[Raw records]
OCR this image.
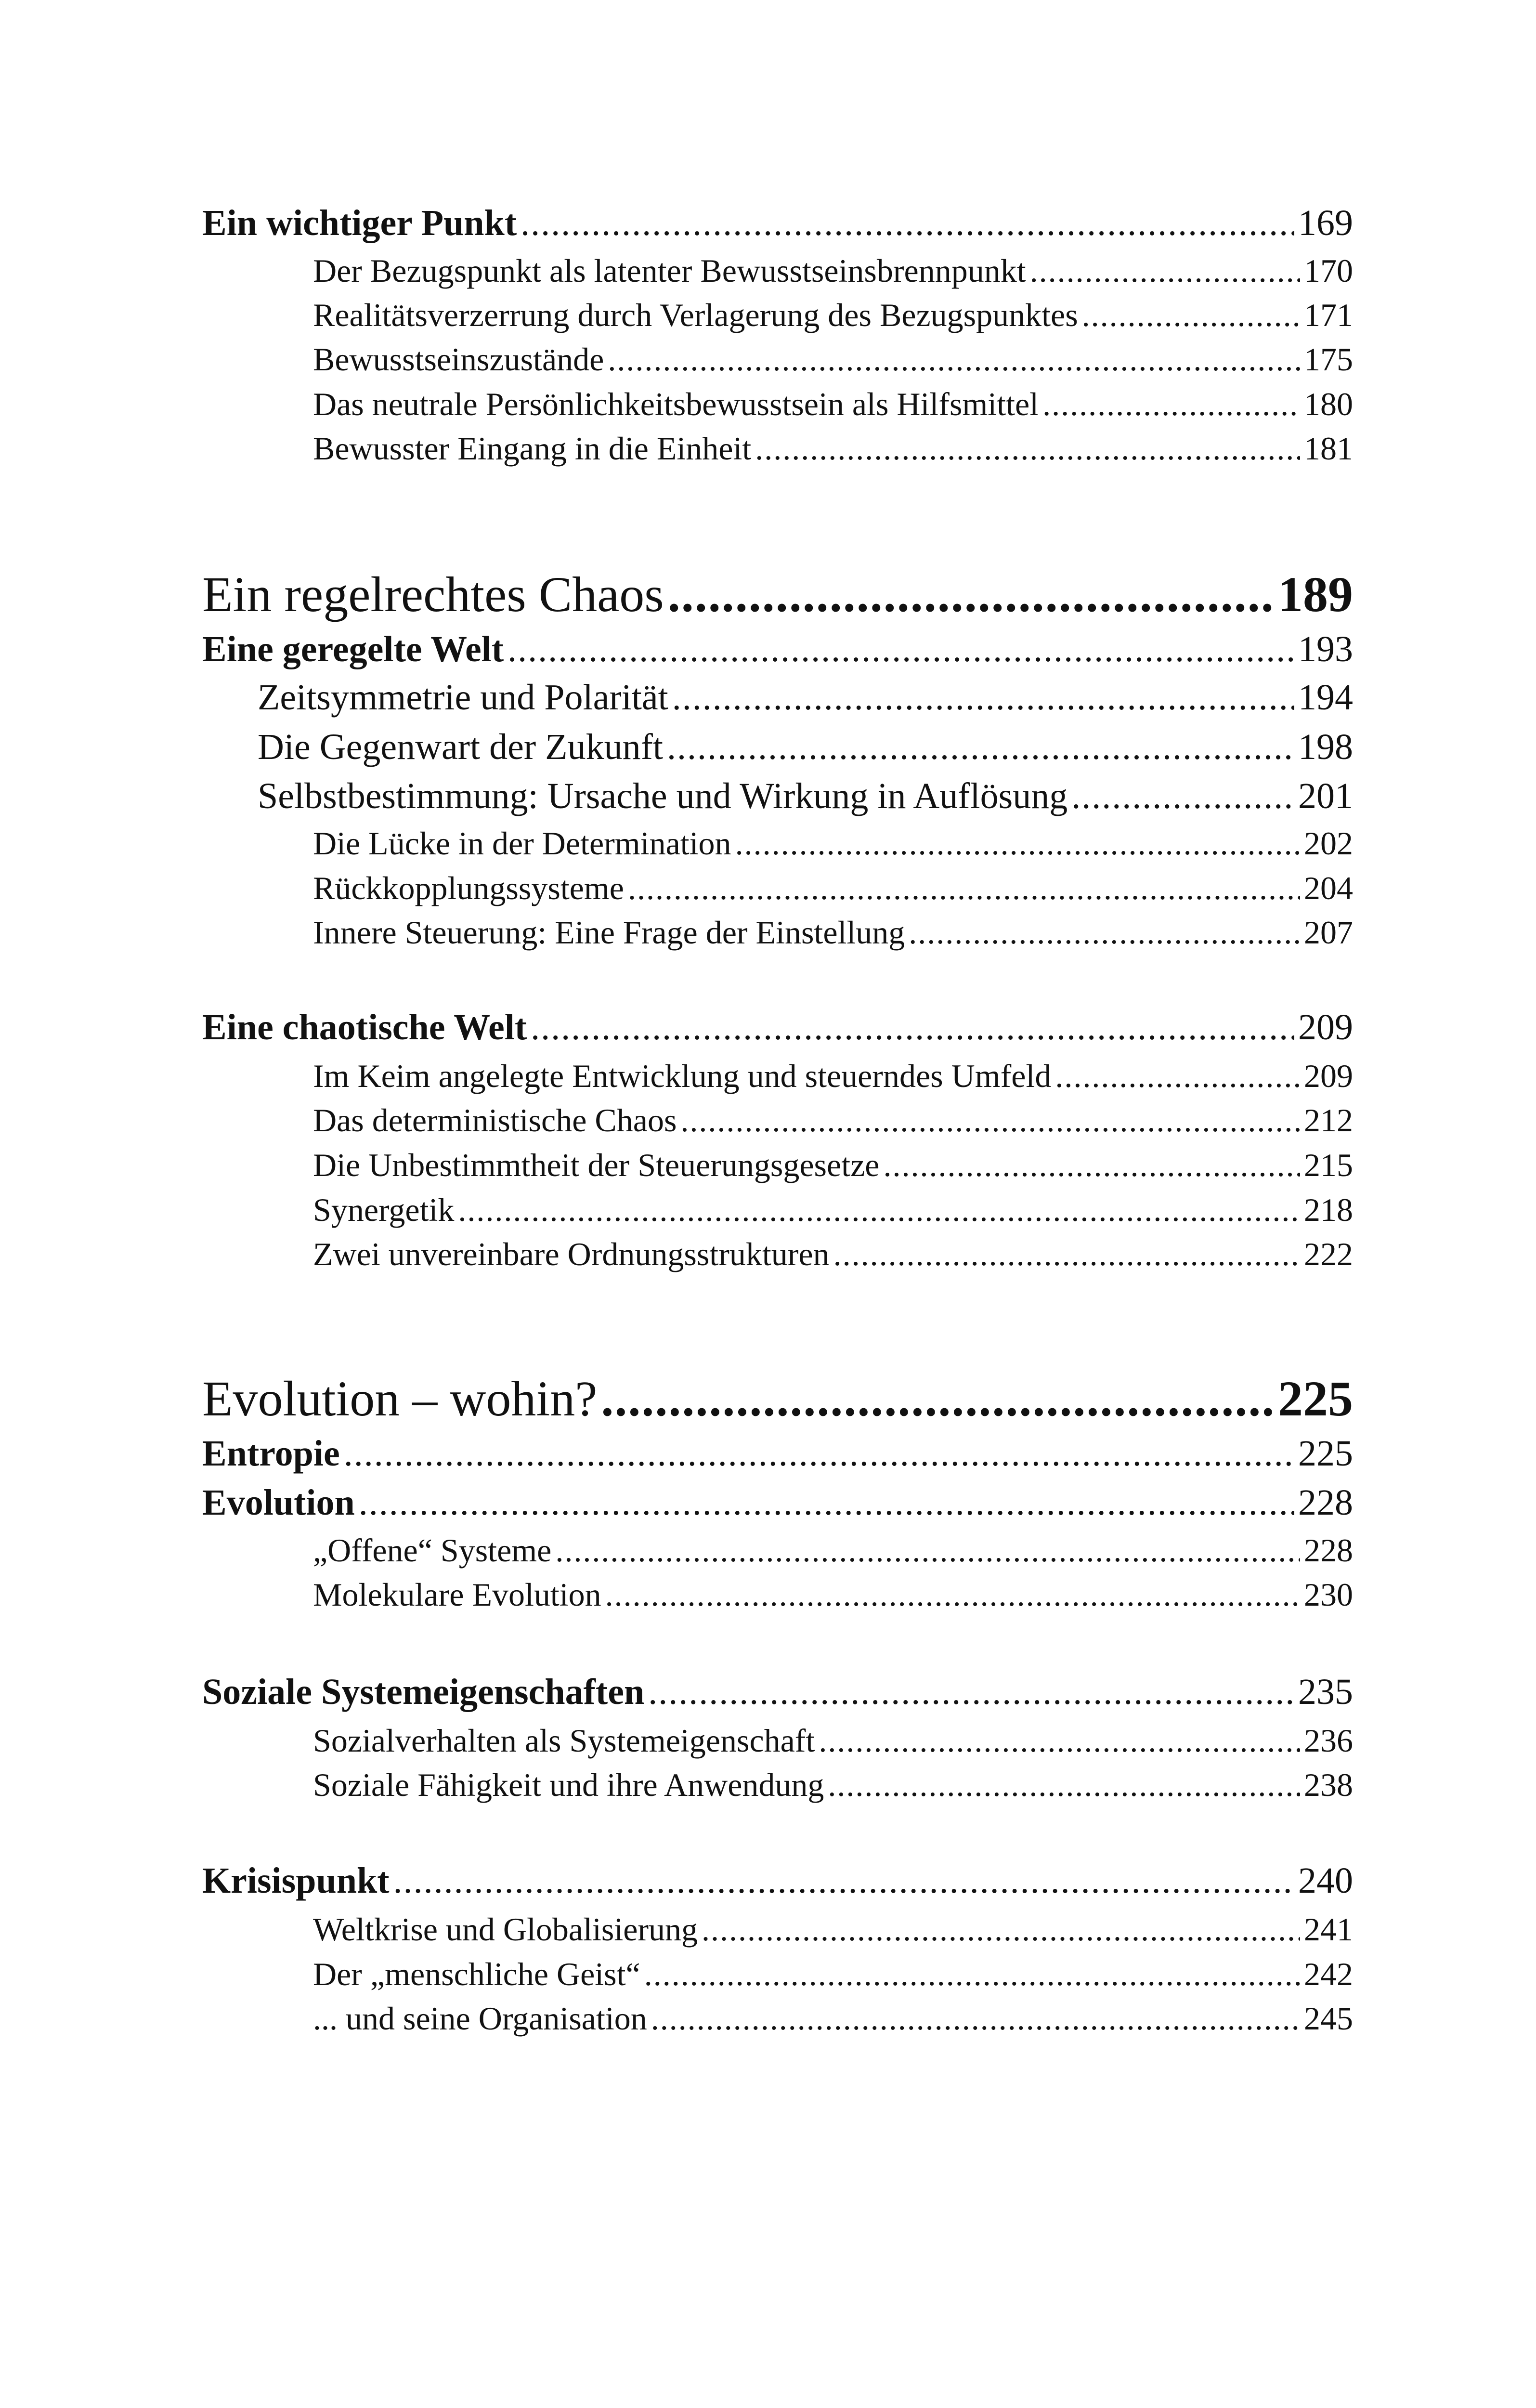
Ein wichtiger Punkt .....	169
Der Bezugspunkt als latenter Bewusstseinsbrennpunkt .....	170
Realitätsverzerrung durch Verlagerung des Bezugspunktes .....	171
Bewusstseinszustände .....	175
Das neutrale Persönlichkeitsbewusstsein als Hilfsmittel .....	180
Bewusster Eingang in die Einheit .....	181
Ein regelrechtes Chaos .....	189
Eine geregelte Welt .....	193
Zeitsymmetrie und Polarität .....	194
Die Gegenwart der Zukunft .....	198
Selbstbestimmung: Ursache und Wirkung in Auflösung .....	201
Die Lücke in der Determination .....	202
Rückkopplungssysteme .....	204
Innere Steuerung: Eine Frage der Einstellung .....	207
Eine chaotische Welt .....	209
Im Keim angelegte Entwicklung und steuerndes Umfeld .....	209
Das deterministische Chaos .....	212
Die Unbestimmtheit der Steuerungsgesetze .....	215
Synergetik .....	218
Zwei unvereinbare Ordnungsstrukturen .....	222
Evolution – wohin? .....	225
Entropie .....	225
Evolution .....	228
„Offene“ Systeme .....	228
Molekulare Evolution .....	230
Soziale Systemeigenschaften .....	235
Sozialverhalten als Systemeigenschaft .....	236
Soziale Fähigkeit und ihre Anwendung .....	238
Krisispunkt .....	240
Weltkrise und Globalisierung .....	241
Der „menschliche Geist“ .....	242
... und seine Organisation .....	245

--

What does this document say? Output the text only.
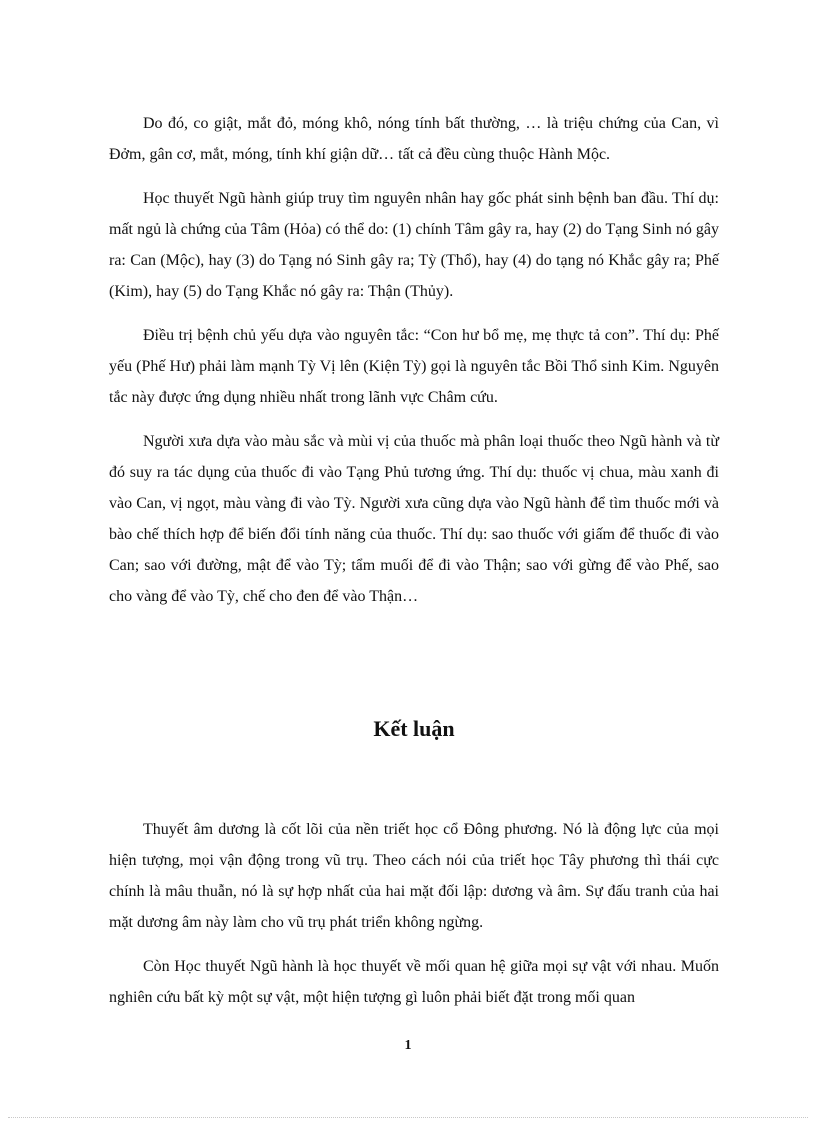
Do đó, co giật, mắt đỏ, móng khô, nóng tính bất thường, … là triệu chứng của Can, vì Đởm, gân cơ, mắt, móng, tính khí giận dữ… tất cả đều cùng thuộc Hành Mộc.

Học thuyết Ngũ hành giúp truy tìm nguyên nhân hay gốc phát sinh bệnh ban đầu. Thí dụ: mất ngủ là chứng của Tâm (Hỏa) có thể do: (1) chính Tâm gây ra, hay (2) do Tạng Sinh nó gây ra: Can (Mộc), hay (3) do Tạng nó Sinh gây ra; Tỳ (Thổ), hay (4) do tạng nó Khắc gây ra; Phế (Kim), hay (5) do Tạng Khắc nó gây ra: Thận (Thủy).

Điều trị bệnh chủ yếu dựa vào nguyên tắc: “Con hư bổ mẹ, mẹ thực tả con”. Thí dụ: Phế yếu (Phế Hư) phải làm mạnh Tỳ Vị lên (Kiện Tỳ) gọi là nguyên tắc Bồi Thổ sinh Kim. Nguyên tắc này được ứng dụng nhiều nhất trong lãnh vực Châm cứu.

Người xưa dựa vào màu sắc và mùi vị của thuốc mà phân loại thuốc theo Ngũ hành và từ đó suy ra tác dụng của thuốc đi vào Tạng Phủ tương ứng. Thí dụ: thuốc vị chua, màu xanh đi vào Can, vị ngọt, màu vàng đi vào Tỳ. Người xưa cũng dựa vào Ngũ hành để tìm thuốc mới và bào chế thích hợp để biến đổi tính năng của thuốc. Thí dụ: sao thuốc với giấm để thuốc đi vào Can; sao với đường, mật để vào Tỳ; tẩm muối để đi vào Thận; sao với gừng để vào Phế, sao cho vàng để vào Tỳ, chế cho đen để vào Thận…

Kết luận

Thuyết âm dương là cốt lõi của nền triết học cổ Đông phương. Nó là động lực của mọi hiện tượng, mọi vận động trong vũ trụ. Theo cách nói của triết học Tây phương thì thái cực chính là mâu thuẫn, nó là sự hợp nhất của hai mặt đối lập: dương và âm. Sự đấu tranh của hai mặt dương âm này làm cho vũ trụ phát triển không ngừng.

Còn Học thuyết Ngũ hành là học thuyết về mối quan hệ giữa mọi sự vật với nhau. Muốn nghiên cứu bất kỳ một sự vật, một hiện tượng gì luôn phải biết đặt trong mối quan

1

==

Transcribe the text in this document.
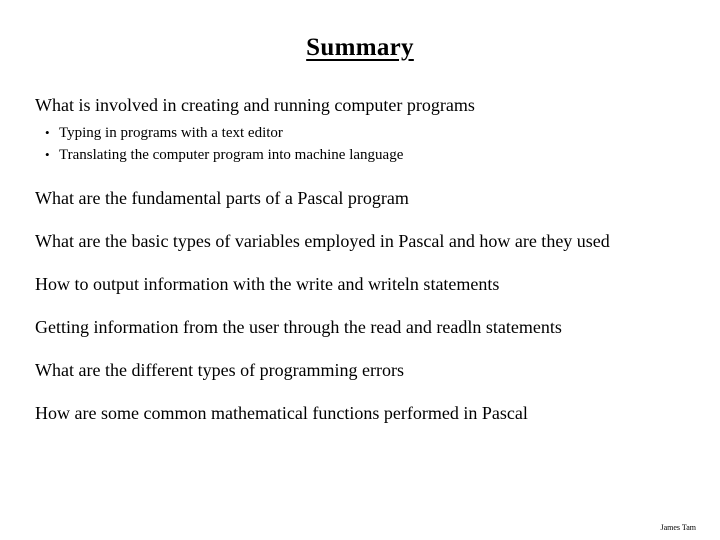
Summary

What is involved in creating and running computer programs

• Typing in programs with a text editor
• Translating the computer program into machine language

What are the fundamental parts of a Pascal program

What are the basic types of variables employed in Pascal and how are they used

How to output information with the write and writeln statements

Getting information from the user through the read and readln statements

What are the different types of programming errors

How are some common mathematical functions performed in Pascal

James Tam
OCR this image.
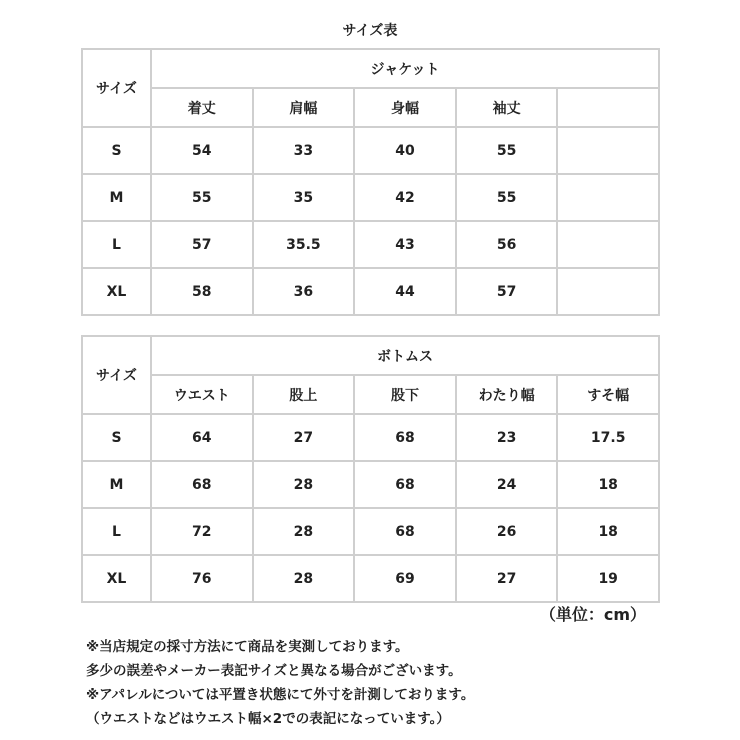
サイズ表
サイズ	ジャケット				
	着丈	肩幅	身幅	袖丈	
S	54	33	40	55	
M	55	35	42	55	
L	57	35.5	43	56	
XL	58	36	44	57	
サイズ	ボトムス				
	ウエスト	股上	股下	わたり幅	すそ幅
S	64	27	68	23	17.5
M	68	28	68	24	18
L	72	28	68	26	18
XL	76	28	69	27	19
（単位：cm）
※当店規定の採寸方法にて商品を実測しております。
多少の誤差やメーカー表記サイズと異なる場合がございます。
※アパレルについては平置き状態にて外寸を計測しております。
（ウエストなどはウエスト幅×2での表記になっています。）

### Given request
Pull out each line of the entries that contains "text".

### Answer for the task
What does this document say? Output the text only.
Transcribe the text in this document.
• Typing in programs with a text editor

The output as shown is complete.